-- Begin Source passage --

Date: Tue, 12 Mar 1996 08:19:11 -0800 (PST)
From: George Janczyn <gjanczyn@oclcgate.ucsd.edu>
Subject: Graduate Record Examination screwup 

An acquaintance of mine who is visiting from Russia was in Boston a few
weeks ago to take the Graduate Record Examination.  The examination is taken
solely on a computer.  No doubt you can see what is coming.

When the computer display asked my friend whether she would like to see test
results, she answered "yes" but nothing happened.  She asked a staff member
for assistance, but was told not to worry, because the test results "will be
mailed to you."

Yesterday's mail brought a form letter from GRE stating that her test
results had been "cancelled at your request."

My friend called to ask what this meant, and was told that there had been
"some problems" during the snowstorm, that all information about her test
was "gone", and she would have to retake the examination.

The RISK?  Perhaps it is unwise to schedule a GRE in Boston in the winter.

George J. Janczyn  University of California, San Diego  gjanczyn@ucsd.edu

------------------------------

Date: Mon, 11 Mar 1996 22:24:27 -0500
From: "Mordechai T. Abzug" <mabzug1@gl.umbc.edu>
Subject: "What's new" in web pages is not necessarily reliable

I have a little web robot running to keep track of changes to web pages.
This came in very handy this semester, as I have an instructor who puts all
assignments on the web: instead of having to check manually when the
instructor put up the assignment, I just set up to monitor his "What's new"
page and get mailed within 25 hours of a change.  This worked for a while
..., then a homework assignment was added to a different page without being
mentioned in the what's new.  Oops.  He was very understanding, but this
class of problems is something robot users -- as well as people using
netscape 2's update feature -- will want to keep in mind.

-- End Source passage --
-- Begin Extracted entries --

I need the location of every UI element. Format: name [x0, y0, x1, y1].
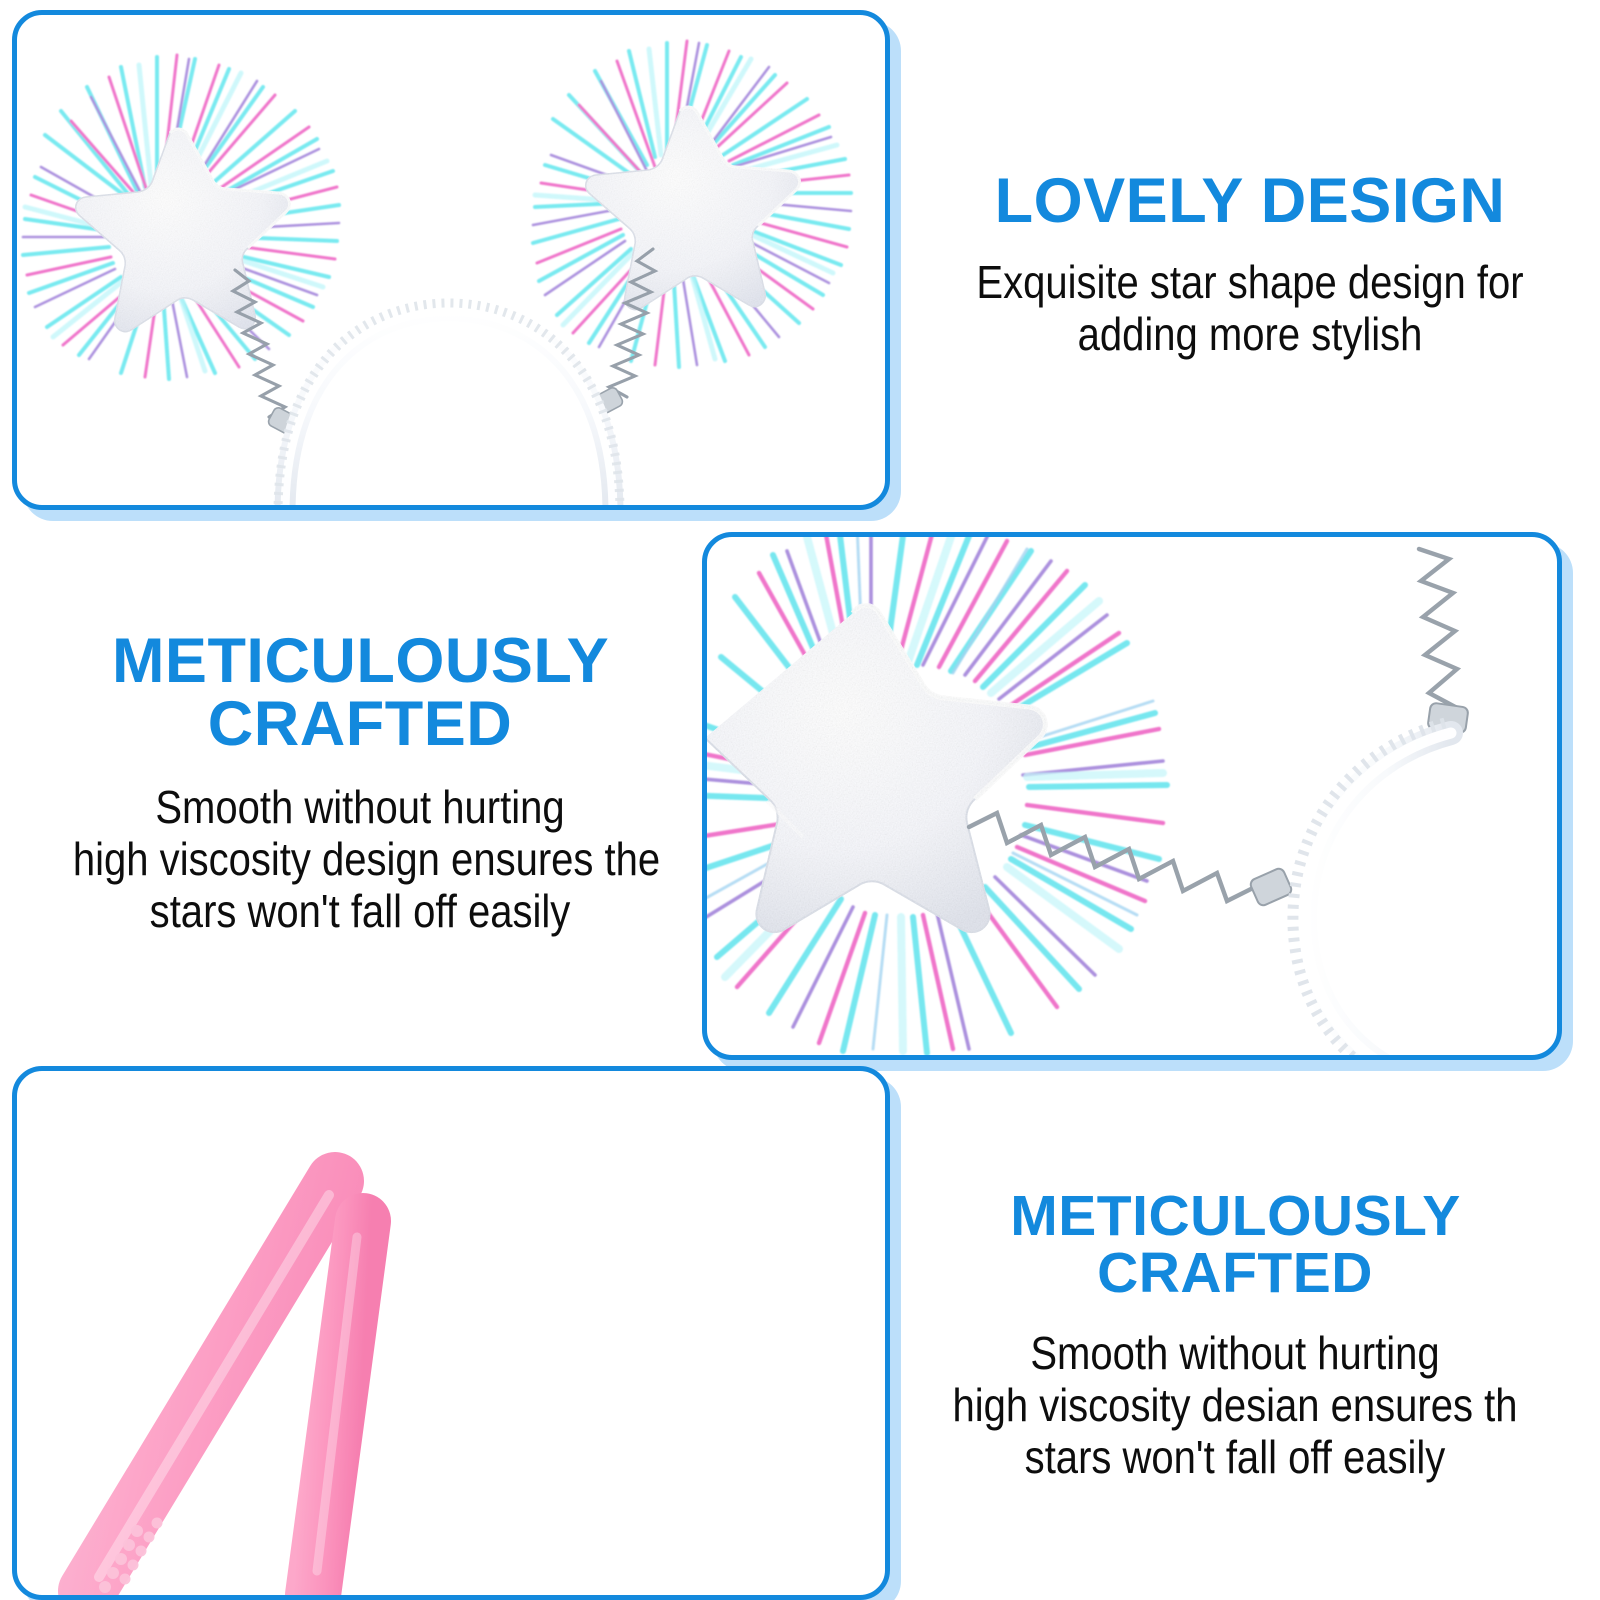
- panel-star-closeup-photo: [702, 532, 1562, 1060]
- meticulously-crafted-right-heading-line-2: CRAFTED: [1097, 1241, 1373, 1305]
- meticulously-crafted-left-body: Smooth without hurting high viscosity de…: [73, 782, 647, 938]
- meticulously-crafted-left-heading: METICULOUSLY CRAFTED: [30, 630, 690, 756]
- feature-meticulously-crafted-right: METICULOUSLY CRAFTED Smooth without hurt…: [905, 1188, 1565, 1484]
- upper-spring: [1419, 549, 1459, 709]
- star-closeup-artwork: [707, 537, 1557, 1055]
- lovely-design-body-line-2: adding more stylish: [946, 309, 1555, 361]
- infographic-page: LOVELY DESIGN Exquisite star shape desig…: [0, 0, 1600, 1600]
- panel-star-headband-photo: [12, 10, 890, 510]
- feature-meticulously-crafted-left: METICULOUSLY CRAFTED Smooth without hurt…: [30, 630, 690, 938]
- pink-headband-right-arm: [313, 1221, 363, 1595]
- meticulously-crafted-right-body-line-1: Smooth without hurting: [948, 1328, 1522, 1380]
- meticulously-crafted-right-heading: METICULOUSLY CRAFTED: [905, 1188, 1565, 1302]
- feature-lovely-design: LOVELY DESIGN Exquisite star shape desig…: [900, 170, 1600, 361]
- meticulously-crafted-right-body: Smooth without hurting high viscosity de…: [948, 1328, 1522, 1484]
- lovely-design-heading: LOVELY DESIGN: [900, 170, 1600, 233]
- star-headband-artwork: [17, 15, 885, 505]
- meticulously-crafted-left-heading-line-1: METICULOUSLY: [112, 626, 608, 696]
- lovely-design-body: Exquisite star shape design for adding m…: [946, 257, 1555, 361]
- lovely-design-body-line-1: Exquisite star shape design for: [946, 257, 1555, 309]
- left-star-bopper: [23, 55, 339, 379]
- right-star-bopper: [533, 41, 851, 367]
- meticulously-crafted-left-body-line-1: Smooth without hurting: [73, 782, 647, 834]
- white-headband: [278, 303, 620, 505]
- meticulously-crafted-left-body-line-3: stars won't fall off easily: [73, 886, 647, 938]
- white-headband-arc: [1293, 723, 1451, 1055]
- meticulously-crafted-right-body-line-3: stars won't fall off easily: [948, 1432, 1522, 1484]
- pink-headband-artwork: [17, 1071, 885, 1595]
- meticulously-crafted-left-heading-line-2: CRAFTED: [208, 689, 512, 759]
- panel-pink-headband-photo: [12, 1066, 890, 1600]
- star-spring-ferrule: [1249, 867, 1293, 907]
- meticulously-crafted-left-body-line-2: high viscosity design ensures the: [73, 834, 647, 886]
- meticulously-crafted-right-body-line-2: high viscosity desian ensures th: [948, 1380, 1522, 1432]
- meticulously-crafted-right-heading-line-1: METICULOUSLY: [1010, 1184, 1459, 1248]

-- End Extracted entries --

* _What to do_
**A.** Reproduce the passage on computer mishaps word for word, beginning at the words "I have a little" and stopping after "keep in mind.".
**B.** Resume the passage on computer mishaps after its last sentence, writing on in the same style.

* _Expected outputs_
**A.**
I have a little web robot running to keep track of changes to web pages.
This came in very handy this semester, as I have an instructor who puts all
assignments on the web: instead of having to check manually when the
instructor put up the assignment, I just set up to monitor his "What's new"
page and get mailed within 25 hours of a change.  This worked for a while
..., then a homework assignment was added to a different page without being
mentioned in the what's new.  Oops.  He was very understanding, but this
class of problems is something robot users -- as well as people using
netscape 2's update feature -- will want to keep in mind.

**B.**
Mordechai T. Abzug   http://umbc.edu/~mabzug1   mabzug1@umbc.edu     

------------------------------

Date: Tue, 12 Mar 1996 12:08:12 +0100
From: ladkin@TechFak.Uni-Bielefeld.DE
Subject: Digital Flight Control Systems help the U.S. Navy

While many of us may be concerned about the consequences of increasing
computerisation of aircraft systems, one must not forget the other side.
Digital flight control can sometimes unequivocally improve safety.

Flight International, 13-19 March, p9, reports that the USN is upgrading the
F-14 flight control system with a digital system developed by GEC-Marconi
Avionics of the UK. "Three accidents within a month have prompted [.. the]
upgrade [..] to prevent flat spins and improve carrier-approach handling
qualities". The DFCS [..] has been flight-tested by the USN [..] and a
production contract awarded to upgrade 211 aircraft [..]."

Peter Ladkin

------------------------------

Date: Tue, 12 Mar 1996 10:48:26 -0600
From: jthompso@netcom.com (Jim Thompson)
Subject: Re: CIA & NSA run remailers (Raph Levien, RISKS-17.88)

>Even if governments were running remailers, the use of a
>chain of remailers, rather than just one, protects against compromise of
>identity even if one or more remailers are compromised. It suffices that one
>of the remailers in the chain is honest.

Unless I completely misunderstand remailers (I don't use them), one honest
remailer in a chain is sufficient only if you want to hide your identity
from the ultimate recipient.  However, if you also wish to hide from
government-run remailers, then it's necessary that the *first* remailer in
the chain be honest.  The first remailer has access to all your message's
original header fields.

Jim Thompson, jthompso@netcom.com

------------------------------

Date: Tue, 12 Mar 96 00:48:34 PST
From: der@oes.ca.gov (Don Root)
Subject: Re: Rail safety controlled by satellite (RISKS-17.88)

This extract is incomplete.